» TASK GOAL: Please reproduce, as a numbered list with blank lines left out, the part of the material that opens with the line containing "Bar [86, 31, 120, 198]" and runs through the end of the material. Leave the pictures out.

——

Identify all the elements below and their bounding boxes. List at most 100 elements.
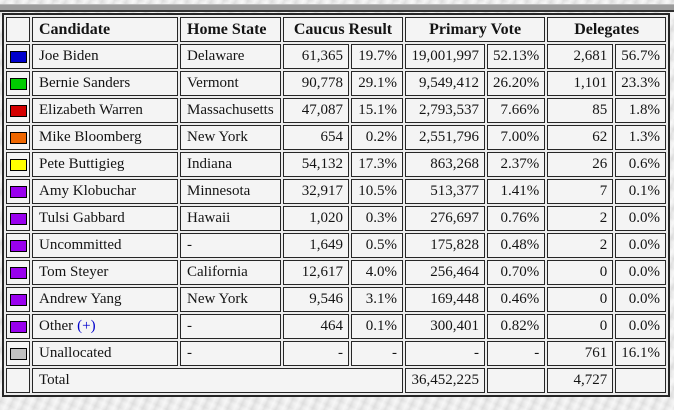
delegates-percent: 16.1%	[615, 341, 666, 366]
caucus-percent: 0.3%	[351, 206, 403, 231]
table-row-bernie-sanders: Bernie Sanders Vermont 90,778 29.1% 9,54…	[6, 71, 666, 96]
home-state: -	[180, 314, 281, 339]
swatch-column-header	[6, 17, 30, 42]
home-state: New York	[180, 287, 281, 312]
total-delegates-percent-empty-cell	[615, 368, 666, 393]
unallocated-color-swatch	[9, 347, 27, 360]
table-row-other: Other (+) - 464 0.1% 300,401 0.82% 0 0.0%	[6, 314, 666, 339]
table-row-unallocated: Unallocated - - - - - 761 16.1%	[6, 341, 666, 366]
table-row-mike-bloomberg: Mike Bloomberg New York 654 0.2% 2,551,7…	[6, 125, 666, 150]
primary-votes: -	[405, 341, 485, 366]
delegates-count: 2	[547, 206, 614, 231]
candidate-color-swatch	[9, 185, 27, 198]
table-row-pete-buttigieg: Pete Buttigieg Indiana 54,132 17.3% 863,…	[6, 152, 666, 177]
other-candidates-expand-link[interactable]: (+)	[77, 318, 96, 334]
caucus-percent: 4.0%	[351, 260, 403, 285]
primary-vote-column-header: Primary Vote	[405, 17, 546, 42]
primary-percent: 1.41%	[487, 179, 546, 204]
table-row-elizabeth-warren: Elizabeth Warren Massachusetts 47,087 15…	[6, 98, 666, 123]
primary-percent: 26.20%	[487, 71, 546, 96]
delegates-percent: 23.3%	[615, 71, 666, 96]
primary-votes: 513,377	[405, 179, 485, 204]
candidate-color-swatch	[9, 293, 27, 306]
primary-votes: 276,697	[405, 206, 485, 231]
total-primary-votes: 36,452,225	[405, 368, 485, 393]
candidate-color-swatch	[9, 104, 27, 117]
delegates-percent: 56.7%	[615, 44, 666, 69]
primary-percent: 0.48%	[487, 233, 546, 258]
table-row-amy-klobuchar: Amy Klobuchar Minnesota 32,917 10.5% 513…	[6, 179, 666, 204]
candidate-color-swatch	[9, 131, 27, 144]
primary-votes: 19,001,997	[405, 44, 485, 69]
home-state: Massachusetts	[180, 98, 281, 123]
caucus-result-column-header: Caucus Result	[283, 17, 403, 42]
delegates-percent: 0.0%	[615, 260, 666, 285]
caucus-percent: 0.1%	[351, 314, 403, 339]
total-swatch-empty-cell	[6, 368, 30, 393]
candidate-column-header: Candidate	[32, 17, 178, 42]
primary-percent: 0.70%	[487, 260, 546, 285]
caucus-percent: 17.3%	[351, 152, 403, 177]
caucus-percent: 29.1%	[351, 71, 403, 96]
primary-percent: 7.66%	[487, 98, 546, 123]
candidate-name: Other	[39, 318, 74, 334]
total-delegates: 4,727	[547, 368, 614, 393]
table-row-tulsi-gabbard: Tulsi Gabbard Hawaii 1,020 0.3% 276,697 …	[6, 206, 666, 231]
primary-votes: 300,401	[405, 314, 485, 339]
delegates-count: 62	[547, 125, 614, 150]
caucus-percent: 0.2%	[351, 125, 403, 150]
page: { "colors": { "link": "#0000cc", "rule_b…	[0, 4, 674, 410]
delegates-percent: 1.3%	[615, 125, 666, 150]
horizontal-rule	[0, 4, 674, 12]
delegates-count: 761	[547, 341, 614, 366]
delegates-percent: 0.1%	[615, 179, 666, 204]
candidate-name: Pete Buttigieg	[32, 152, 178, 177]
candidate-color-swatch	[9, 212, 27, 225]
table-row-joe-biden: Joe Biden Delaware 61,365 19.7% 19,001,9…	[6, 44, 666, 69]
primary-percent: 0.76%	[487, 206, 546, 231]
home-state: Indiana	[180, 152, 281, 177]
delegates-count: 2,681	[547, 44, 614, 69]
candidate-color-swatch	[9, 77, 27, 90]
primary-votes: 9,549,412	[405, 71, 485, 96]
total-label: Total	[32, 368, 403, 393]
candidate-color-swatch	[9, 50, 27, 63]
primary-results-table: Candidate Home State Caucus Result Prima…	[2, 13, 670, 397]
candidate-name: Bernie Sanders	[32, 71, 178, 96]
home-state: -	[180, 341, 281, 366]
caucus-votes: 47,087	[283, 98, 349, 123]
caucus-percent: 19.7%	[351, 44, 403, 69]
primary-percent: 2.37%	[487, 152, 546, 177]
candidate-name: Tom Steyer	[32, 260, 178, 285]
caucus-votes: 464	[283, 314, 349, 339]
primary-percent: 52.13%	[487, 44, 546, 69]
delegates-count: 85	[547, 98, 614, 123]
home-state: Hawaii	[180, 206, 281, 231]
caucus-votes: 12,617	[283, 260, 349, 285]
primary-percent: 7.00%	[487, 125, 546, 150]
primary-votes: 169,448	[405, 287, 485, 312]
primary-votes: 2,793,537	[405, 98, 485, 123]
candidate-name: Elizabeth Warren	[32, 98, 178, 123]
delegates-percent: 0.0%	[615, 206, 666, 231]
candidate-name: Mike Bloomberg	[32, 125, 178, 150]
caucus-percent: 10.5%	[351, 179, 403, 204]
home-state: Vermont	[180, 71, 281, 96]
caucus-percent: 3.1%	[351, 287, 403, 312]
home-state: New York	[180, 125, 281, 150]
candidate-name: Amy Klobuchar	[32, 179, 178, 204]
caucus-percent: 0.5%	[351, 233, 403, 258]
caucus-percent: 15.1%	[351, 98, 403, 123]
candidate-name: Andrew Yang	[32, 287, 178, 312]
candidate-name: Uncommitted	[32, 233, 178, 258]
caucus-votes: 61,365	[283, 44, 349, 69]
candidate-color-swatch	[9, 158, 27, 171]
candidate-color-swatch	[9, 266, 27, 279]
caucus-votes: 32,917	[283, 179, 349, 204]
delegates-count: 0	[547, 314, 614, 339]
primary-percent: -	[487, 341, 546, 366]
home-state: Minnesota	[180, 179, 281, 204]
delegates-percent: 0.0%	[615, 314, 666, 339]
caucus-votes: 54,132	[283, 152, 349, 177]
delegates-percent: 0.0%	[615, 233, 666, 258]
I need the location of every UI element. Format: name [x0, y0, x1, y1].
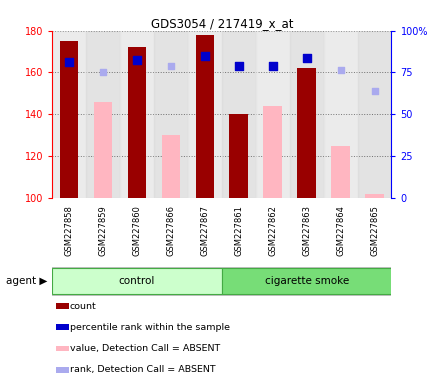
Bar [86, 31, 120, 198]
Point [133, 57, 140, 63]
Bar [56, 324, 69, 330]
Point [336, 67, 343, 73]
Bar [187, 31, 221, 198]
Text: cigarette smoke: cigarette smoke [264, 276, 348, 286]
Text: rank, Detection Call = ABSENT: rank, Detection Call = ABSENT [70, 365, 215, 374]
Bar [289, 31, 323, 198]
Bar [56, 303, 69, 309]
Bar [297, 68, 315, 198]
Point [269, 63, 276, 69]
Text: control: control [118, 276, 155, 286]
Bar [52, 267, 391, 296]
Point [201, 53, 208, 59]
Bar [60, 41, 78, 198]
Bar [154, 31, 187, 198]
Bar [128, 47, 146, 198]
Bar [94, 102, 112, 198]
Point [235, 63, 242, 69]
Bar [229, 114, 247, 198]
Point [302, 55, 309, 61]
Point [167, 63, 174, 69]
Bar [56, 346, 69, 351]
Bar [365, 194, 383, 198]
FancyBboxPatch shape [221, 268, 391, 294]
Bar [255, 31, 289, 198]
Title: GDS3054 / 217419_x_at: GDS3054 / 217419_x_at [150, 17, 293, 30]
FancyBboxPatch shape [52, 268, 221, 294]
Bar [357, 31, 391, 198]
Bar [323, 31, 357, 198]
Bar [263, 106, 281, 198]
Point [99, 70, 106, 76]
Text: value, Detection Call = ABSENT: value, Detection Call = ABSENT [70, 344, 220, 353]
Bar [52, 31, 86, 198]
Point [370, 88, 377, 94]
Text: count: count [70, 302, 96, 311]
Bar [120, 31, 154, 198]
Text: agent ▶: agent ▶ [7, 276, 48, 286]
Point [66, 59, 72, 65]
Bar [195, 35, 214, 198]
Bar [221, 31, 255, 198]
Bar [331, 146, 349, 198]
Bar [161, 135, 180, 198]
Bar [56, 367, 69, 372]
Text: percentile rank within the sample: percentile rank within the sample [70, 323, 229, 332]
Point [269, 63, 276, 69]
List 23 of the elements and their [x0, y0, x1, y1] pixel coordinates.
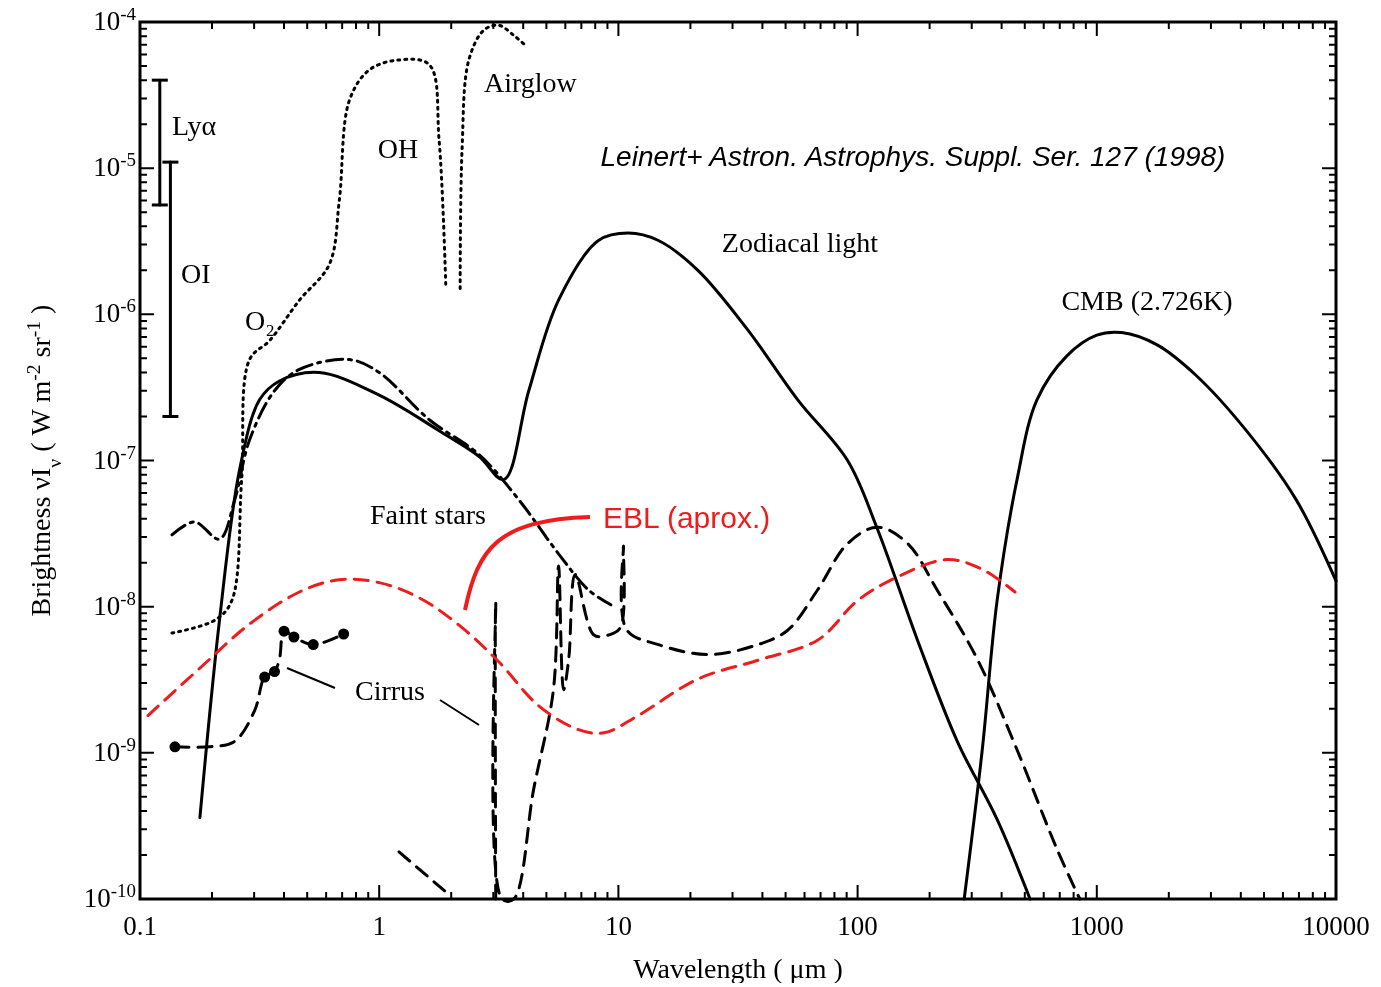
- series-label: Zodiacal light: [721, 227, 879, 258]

——

» EXPECTED ANSWER:
1. Bar [86, 31, 120, 198]
2. Point [133, 57, 140, 63]
3. Bar [56, 324, 69, 330]
4. Point [336, 67, 343, 73]
5. Bar [187, 31, 221, 198]
6. Text: cigarette smoke: cigarette smoke [264, 276, 348, 286]
7. Text: rank, Detection Call = ABSENT: rank, Detection Call = ABSENT [70, 365, 215, 374]
8. Bar [289, 31, 323, 198]
9. Bar [56, 303, 69, 309]
10. Bar [297, 68, 315, 198]
11. Point [269, 63, 276, 69]
12. Text: control: control [118, 276, 155, 286]
13. Bar [52, 267, 391, 296]
14. Point [201, 53, 208, 59]
15. Bar [60, 41, 78, 198]
16. Bar [154, 31, 187, 198]
17. Bar [128, 47, 146, 198]
18. Bar [94, 102, 112, 198]
19. Point [235, 63, 242, 69]
20. Bar [229, 114, 247, 198]
21. Point [302, 55, 309, 61]
22. Point [167, 63, 174, 69]
23. Bar [56, 346, 69, 351]
24. Bar [365, 194, 383, 198]
25. FancyBboxPatch shape [221, 268, 391, 294]
26. Bar [255, 31, 289, 198]
27. Title: GDS3054 / 217419_x_at: GDS3054 / 217419_x_at [150, 17, 293, 30]
28. FancyBboxPatch shape [52, 268, 221, 294]
29. Bar [357, 31, 391, 198]
30. Bar [323, 31, 357, 198]
31. Bar [263, 106, 281, 198]
32. Point [99, 70, 106, 76]
33. Text: value, Detection Call = ABSENT: value, Detection Call = ABSENT [70, 344, 220, 353]
34. Bar [52, 31, 86, 198]
35. Point [370, 88, 377, 94]
36. Text: count: count [70, 302, 96, 311]
37. Bar [120, 31, 154, 198]
38. Text: agent ▶: agent ▶ [7, 276, 48, 286]
39. Point [66, 59, 72, 65]
40. Bar [195, 35, 214, 198]
41. Bar [221, 31, 255, 198]
42. Bar [331, 146, 349, 198]
43. Bar [161, 135, 180, 198]
44. Bar [56, 367, 69, 372]
45. Text: percentile rank within the sample: percentile rank within the sample [70, 323, 229, 332]
46. Point [269, 63, 276, 69]
47. List 23 of the elements and their [x0, y0, x1, y1] pixel coordinates.
48. - series-label: Zodiacal light: [721, 227, 879, 258]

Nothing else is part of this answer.